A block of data
------------------------------------

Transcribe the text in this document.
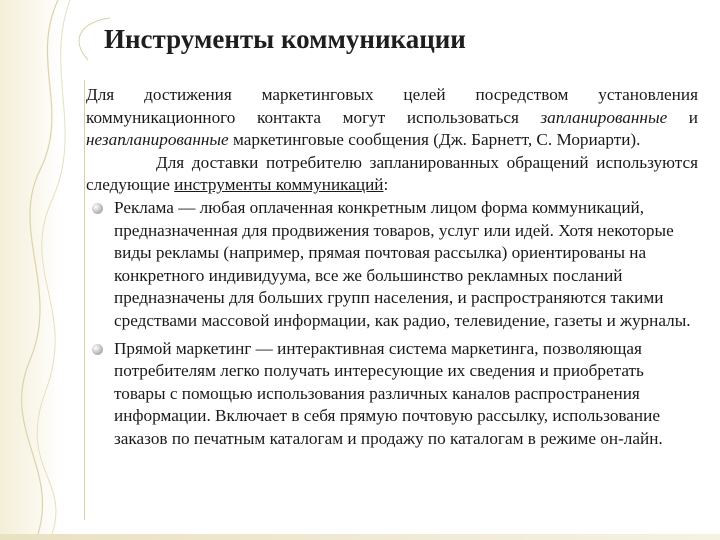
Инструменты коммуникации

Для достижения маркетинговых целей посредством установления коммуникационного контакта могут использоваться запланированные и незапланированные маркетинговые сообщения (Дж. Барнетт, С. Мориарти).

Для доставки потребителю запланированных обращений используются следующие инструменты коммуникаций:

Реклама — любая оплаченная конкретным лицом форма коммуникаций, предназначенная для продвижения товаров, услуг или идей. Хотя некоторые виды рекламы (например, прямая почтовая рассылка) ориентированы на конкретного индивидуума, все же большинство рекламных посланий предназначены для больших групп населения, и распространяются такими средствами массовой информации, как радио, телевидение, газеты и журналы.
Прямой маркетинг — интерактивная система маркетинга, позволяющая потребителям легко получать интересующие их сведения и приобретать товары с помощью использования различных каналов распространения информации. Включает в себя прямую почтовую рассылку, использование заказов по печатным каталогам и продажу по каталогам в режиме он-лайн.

------------------------------------

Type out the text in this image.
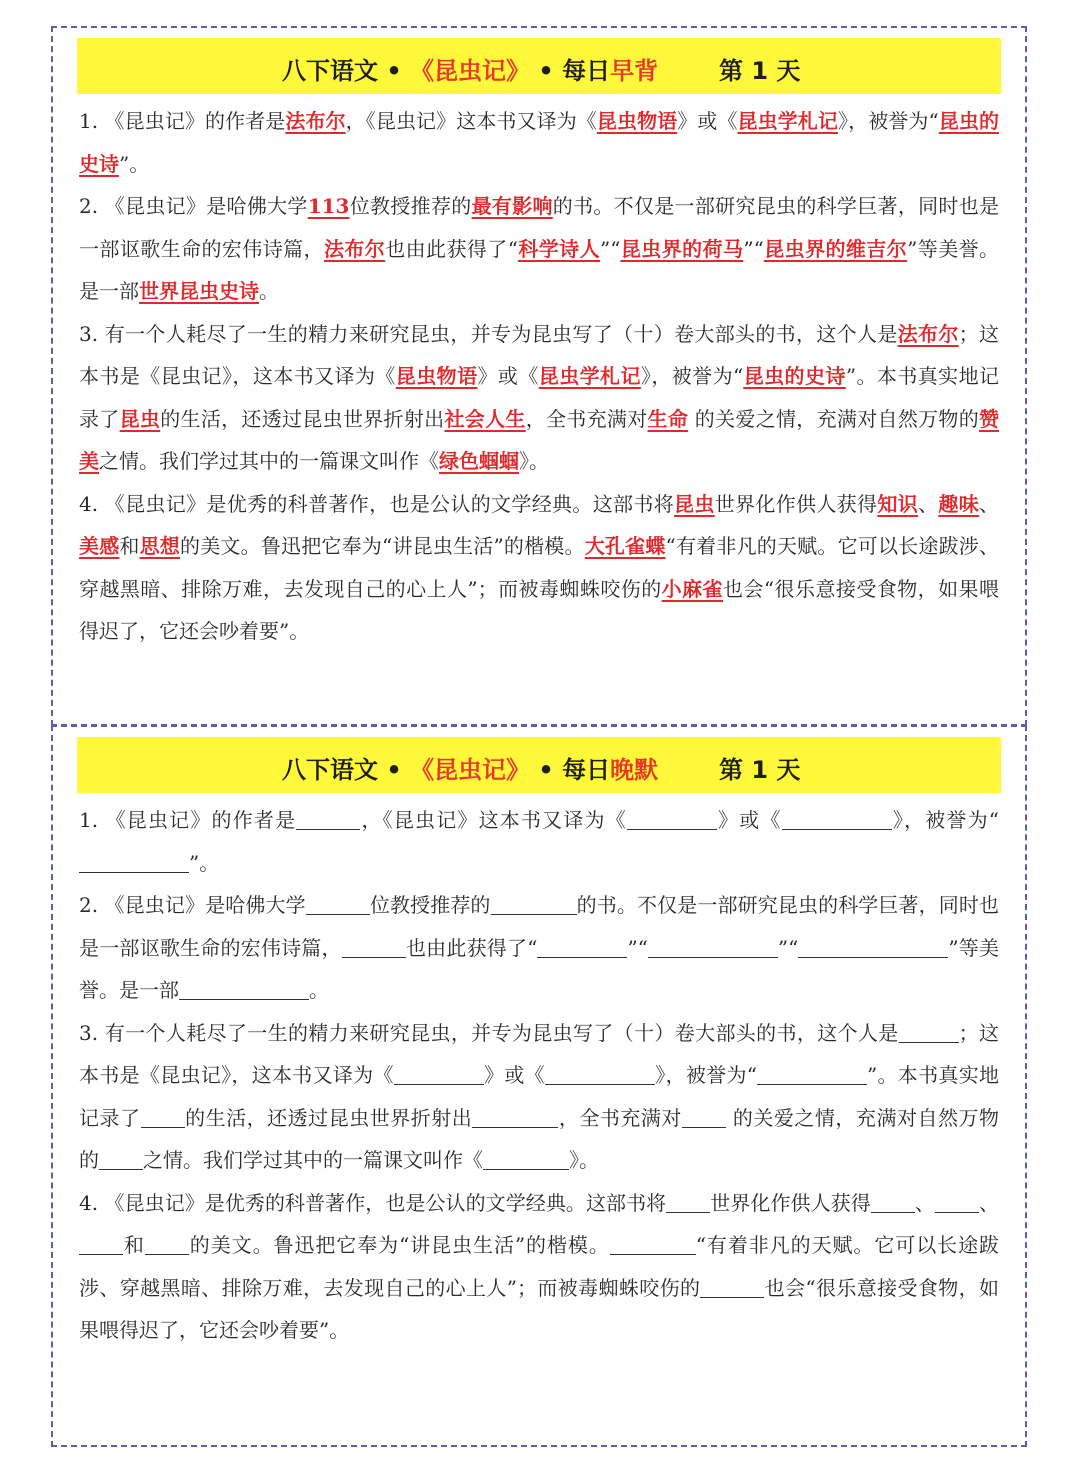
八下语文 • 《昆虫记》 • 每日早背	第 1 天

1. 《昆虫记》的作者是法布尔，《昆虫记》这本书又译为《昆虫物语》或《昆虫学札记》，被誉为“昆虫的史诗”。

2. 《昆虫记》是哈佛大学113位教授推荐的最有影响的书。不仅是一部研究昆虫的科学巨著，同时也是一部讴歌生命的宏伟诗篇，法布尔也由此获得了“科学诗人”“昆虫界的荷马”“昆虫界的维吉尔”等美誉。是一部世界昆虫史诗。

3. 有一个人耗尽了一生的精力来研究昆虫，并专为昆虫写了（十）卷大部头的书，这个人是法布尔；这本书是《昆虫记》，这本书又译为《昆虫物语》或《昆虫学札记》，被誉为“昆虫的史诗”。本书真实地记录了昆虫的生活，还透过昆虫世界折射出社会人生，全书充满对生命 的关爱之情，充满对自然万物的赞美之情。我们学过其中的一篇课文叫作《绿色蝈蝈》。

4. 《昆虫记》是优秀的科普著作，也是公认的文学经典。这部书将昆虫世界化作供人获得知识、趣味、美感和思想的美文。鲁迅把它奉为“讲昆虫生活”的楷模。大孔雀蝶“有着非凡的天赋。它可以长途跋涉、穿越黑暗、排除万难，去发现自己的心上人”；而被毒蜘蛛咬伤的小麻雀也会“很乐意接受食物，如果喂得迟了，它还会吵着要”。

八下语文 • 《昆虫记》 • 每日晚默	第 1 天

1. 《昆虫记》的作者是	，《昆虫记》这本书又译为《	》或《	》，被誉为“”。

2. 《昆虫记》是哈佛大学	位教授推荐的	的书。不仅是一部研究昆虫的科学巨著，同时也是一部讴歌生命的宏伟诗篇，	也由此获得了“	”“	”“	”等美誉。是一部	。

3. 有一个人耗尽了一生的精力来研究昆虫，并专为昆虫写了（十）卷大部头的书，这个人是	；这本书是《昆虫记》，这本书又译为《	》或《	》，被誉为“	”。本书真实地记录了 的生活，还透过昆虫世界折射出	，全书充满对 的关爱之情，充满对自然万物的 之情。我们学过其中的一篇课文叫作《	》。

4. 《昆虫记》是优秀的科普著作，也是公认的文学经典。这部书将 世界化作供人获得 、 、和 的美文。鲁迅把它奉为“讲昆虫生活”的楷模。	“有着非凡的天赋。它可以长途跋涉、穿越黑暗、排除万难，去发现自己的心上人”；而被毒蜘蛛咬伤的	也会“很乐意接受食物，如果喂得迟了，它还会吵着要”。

------------------------------------

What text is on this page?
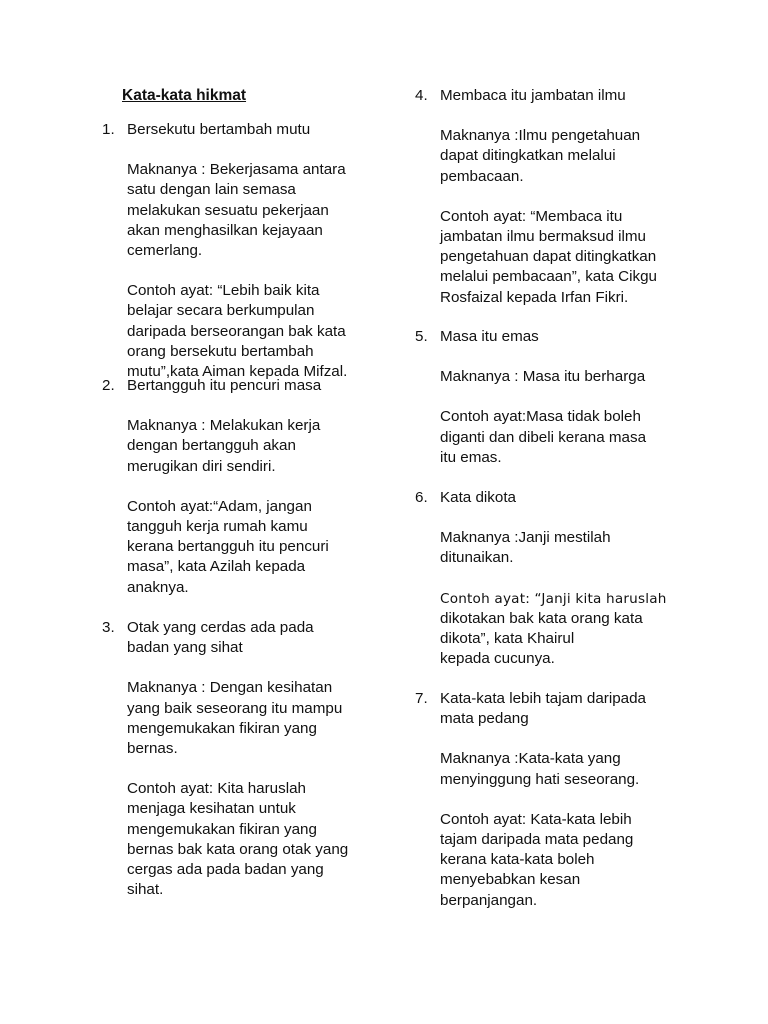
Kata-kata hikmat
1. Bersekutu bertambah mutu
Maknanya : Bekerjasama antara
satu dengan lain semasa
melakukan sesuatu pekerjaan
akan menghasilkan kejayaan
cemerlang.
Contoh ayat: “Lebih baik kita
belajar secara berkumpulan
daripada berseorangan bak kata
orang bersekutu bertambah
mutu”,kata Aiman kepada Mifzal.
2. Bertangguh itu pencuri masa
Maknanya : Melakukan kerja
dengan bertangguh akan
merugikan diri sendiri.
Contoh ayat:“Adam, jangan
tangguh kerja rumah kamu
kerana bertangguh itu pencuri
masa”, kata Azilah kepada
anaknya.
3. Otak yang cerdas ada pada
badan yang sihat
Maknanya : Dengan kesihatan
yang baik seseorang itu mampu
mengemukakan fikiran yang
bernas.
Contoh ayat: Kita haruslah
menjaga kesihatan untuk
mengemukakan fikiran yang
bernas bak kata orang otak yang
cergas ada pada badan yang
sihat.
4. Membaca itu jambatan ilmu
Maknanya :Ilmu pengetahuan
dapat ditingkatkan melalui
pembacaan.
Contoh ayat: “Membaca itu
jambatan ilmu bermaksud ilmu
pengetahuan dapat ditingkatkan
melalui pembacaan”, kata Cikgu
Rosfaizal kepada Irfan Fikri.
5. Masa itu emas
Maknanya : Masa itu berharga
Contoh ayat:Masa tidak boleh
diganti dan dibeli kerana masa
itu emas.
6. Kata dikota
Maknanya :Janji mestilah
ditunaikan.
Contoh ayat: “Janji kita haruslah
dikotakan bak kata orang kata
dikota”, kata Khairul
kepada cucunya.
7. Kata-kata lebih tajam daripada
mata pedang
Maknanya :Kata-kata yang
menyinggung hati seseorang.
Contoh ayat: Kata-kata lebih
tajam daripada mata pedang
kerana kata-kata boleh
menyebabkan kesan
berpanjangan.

------------------------------------

> [Set problem]: Look through the entries above; copy every line holding the string "seseorang".

> [Solution to this task]:
yang baik seseorang itu mampu
menyinggung hati seseorang.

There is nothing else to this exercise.